▶ [Written problem] Reproduce the entire listing word for word.

▶ [Data in this exercise]
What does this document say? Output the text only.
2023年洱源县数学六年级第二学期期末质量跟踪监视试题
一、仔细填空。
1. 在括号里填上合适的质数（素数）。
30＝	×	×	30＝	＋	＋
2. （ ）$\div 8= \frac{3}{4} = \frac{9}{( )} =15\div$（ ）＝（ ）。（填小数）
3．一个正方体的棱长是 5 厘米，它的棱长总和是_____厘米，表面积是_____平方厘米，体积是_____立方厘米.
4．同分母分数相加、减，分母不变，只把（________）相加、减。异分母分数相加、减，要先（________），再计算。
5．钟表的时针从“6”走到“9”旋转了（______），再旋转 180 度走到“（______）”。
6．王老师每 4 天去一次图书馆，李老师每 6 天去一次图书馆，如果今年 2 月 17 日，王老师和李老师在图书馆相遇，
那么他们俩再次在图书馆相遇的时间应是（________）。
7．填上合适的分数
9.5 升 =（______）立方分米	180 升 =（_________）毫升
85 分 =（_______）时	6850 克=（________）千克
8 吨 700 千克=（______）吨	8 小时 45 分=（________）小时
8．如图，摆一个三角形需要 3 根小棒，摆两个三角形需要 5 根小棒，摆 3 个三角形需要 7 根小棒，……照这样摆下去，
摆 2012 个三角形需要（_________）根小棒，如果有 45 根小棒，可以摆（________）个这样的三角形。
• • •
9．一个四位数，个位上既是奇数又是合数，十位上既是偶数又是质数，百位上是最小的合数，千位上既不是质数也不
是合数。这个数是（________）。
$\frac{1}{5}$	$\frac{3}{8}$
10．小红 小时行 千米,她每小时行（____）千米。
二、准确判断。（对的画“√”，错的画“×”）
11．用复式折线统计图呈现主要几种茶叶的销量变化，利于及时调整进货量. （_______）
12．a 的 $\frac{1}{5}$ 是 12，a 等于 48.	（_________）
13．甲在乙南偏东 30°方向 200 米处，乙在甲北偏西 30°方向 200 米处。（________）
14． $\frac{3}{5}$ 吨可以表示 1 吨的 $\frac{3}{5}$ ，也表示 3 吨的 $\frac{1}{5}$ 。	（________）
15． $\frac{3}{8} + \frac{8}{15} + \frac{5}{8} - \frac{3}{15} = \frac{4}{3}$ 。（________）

▶ [Task solution]
What does this document say? Output the text only.
2023年洱源县数学六年级第二学期期末质量跟踪监视试题
一、仔细填空。
1. 在括号里填上合适的质数（素数）。
30＝	×	×	30＝	＋	＋
2. （ ）$\div 8= \frac{3}{4} = \frac{9}{( )} =15\div$（ ）＝（ ）。（填小数）
3．一个正方体的棱长是 5 厘米，它的棱长总和是_____厘米，表面积是_____平方厘米，体积是_____立方厘米.
4．同分母分数相加、减，分母不变，只把（________）相加、减。异分母分数相加、减，要先（________），再计算。
5．钟表的时针从“6”走到“9”旋转了（______），再旋转 180 度走到“（______）”。
6．王老师每 4 天去一次图书馆，李老师每 6 天去一次图书馆，如果今年 2 月 17 日，王老师和李老师在图书馆相遇，
那么他们俩再次在图书馆相遇的时间应是（________）。
7．填上合适的分数
9.5 升 =（______）立方分米	180 升 =（_________）毫升
85 分 =（_______）时	6850 克=（________）千克
8 吨 700 千克=（______）吨	8 小时 45 分=（________）小时
8．如图，摆一个三角形需要 3 根小棒，摆两个三角形需要 5 根小棒，摆 3 个三角形需要 7 根小棒，……照这样摆下去，
摆 2012 个三角形需要（_________）根小棒，如果有 45 根小棒，可以摆（________）个这样的三角形。
• • •
9．一个四位数，个位上既是奇数又是合数，十位上既是偶数又是质数，百位上是最小的合数，千位上既不是质数也不
是合数。这个数是（________）。
$\frac{1}{5}$	$\frac{3}{8}$
10．小红 小时行 千米,她每小时行（____）千米。
二、准确判断。（对的画“√”，错的画“×”）
11．用复式折线统计图呈现主要几种茶叶的销量变化，利于及时调整进货量. （_______）
12．a 的 $\frac{1}{5}$ 是 12，a 等于 48.	（_________）
13．甲在乙南偏东 30°方向 200 米处，乙在甲北偏西 30°方向 200 米处。（________）
14． $\frac{3}{5}$ 吨可以表示 1 吨的 $\frac{3}{5}$ ，也表示 3 吨的 $\frac{1}{5}$ 。	（________）
15． $\frac{3}{8} + \frac{8}{15} + \frac{5}{8} - \frac{3}{15} = \frac{4}{3}$ 。（________）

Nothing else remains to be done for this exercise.